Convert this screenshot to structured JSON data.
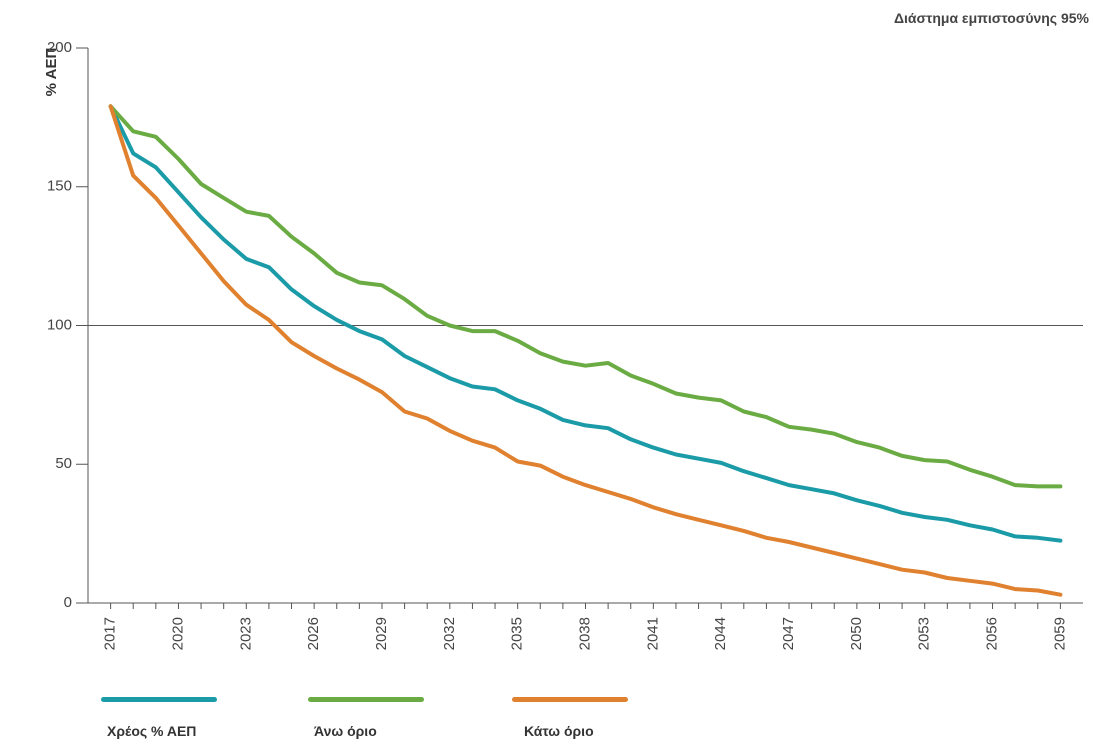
{
  "chart_data": {
    "type": "line",
    "subtitle": "Διάστημα εμπιστοσύνης 95%",
    "ylabel": "% ΑΕΠ",
    "xlabel": "",
    "ylim": [
      0,
      200
    ],
    "yticks": [
      0,
      50,
      100,
      150,
      200
    ],
    "xlim": [
      2016,
      2060
    ],
    "xticks": [
      "2017",
      "2020",
      "2023",
      "2026",
      "2029",
      "2032",
      "2035",
      "2038",
      "2041",
      "2044",
      "2047",
      "2050",
      "2053",
      "2056",
      "2059"
    ],
    "reference_line": 100,
    "x": [
      2017,
      2018,
      2019,
      2020,
      2021,
      2022,
      2023,
      2024,
      2025,
      2026,
      2027,
      2028,
      2029,
      2030,
      2031,
      2032,
      2033,
      2034,
      2035,
      2036,
      2037,
      2038,
      2039,
      2040,
      2041,
      2042,
      2043,
      2044,
      2045,
      2046,
      2047,
      2048,
      2049,
      2050,
      2051,
      2052,
      2053,
      2054,
      2055,
      2056,
      2057,
      2058,
      2059
    ],
    "series": [
      {
        "name": "Χρέος % ΑΕΠ",
        "color": "#1a9ba7",
        "values": [
          179,
          162,
          157,
          148,
          139,
          131,
          124,
          121,
          113,
          107,
          102,
          98,
          95,
          89,
          85,
          81,
          78,
          77,
          73,
          70,
          66,
          64,
          63,
          59,
          56,
          53.5,
          52,
          50.5,
          47.5,
          45,
          42.5,
          41,
          39.5,
          37,
          35,
          32.5,
          31,
          30,
          28,
          26.5,
          24,
          23.5,
          22.5
        ]
      },
      {
        "name": "Άνω όριο",
        "color": "#6aac43",
        "values": [
          179,
          170,
          168,
          160,
          151,
          146,
          141,
          139.5,
          132,
          126,
          119,
          115.5,
          114.5,
          109.5,
          103.5,
          100,
          98,
          98,
          94.5,
          90,
          87,
          85.5,
          86.5,
          82,
          79,
          75.5,
          74,
          73,
          69,
          67,
          63.5,
          62.5,
          61,
          58,
          56,
          53,
          51.5,
          51,
          48,
          45.5,
          42.5,
          42,
          42
        ]
      },
      {
        "name": "Κάτω όριο",
        "color": "#e0812f",
        "values": [
          179,
          154,
          146,
          136,
          126,
          116,
          107.5,
          102,
          94,
          89,
          84.5,
          80.5,
          76,
          69,
          66.5,
          62,
          58.5,
          56,
          51,
          49.5,
          45.5,
          42.5,
          40,
          37.5,
          34.5,
          32,
          30,
          28,
          26,
          23.5,
          22,
          20,
          18,
          16,
          14,
          12,
          11,
          9,
          8,
          7,
          5,
          4.5,
          3
        ]
      }
    ]
  }
}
-*-
PROBLEM TO WORK ON. Count the lines in the records above that contain the word "name", and give only that number.

WRITTEN SOLUTION. 3